(Data records)
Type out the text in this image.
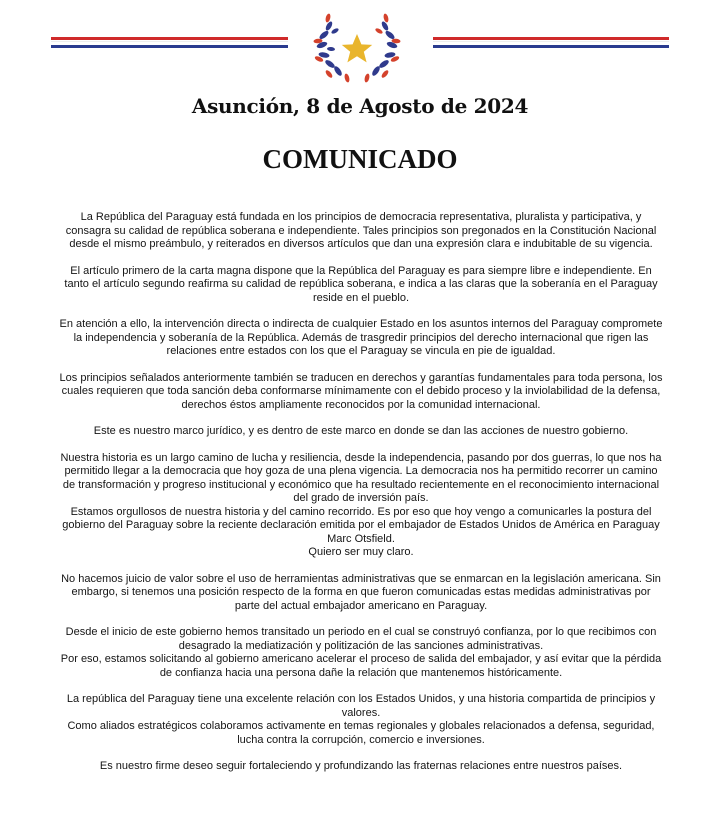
Asunción, 8 de Agosto de 2024
COMUNICADO

La República del Paraguay está fundada en los principios de democracia representativa, pluralista y participativa, y consagra su calidad de república soberana e independiente. Tales principios son pregonados en la Constitución Nacional desde el mismo preámbulo, y reiterados en diversos artículos que dan una expresión clara e indubitable de su vigencia.

El artículo primero de la carta magna dispone que la República del Paraguay es para siempre libre e independiente. En tanto el artículo segundo reafirma su calidad de república soberana, e indica a las claras que la soberanía en el Paraguay reside en el pueblo.

En atención a ello, la intervención directa o indirecta de cualquier Estado en los asuntos internos del Paraguay compromete la independencia y soberanía de la República. Además de trasgredir principios del derecho internacional que rigen las relaciones entre estados con los que el Paraguay se vincula en pie de igualdad.

Los principios señalados anteriormente también se traducen en derechos y garantías fundamentales para toda persona, los cuales requieren que toda sanción deba conformarse mínimamente con el debido proceso y la inviolabilidad de la defensa, derechos éstos ampliamente reconocidos por la comunidad internacional.

Este es nuestro marco jurídico, y es dentro de este marco en donde se dan las acciones de nuestro gobierno.

Nuestra historia es un largo camino de lucha y resiliencia, desde la independencia, pasando por dos guerras, lo que nos ha permitido llegar a la democracia que hoy goza de una plena vigencia. La democracia nos ha permitido recorrer un camino de transformación y progreso institucional y económico que ha resultado recientemente en el reconocimiento internacional del grado de inversión país.

Estamos orgullosos de nuestra historia y del camino recorrido. Es por eso que hoy vengo a comunicarles la postura del gobierno del Paraguay sobre la reciente declaración emitida por el embajador de Estados Unidos de América en Paraguay Marc Otsfield.

Quiero ser muy claro.

No hacemos juicio de valor sobre el uso de herramientas administrativas que se enmarcan en la legislación americana. Sin embargo, si tenemos una posición respecto de la forma en que fueron comunicadas estas medidas administrativas por parte del actual embajador americano en Paraguay.

Desde el inicio de este gobierno hemos transitado un periodo en el cual se construyó confianza, por lo que recibimos con desagrado la mediatización y politización de las sanciones administrativas.

Por eso, estamos solicitando al gobierno americano acelerar el proceso de salida del embajador, y así evitar que la pérdida de confianza hacia una persona dañe la relación que mantenemos históricamente.

La república del Paraguay tiene una excelente relación con los Estados Unidos, y una historia compartida de principios y valores.

Como aliados estratégicos colaboramos activamente en temas regionales y globales relacionados a defensa, seguridad, lucha contra la corrupción, comercio e inversiones.

Es nuestro firme deseo seguir fortaleciendo y profundizando las fraternas relaciones entre nuestros países.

Task description:
Return every line above in which the string "Unidos" occurs.

Exercise response:
Estamos orgullosos de nuestra historia y del camino recorrido. Es por eso que hoy vengo a comunicarles la postura del gobierno del Paraguay sobre la reciente declaración emitida por el embajador de Estados Unidos de América en Paraguay Marc Otsfield.
La república del Paraguay tiene una excelente relación con los Estados Unidos, y una historia compartida de principios y valores.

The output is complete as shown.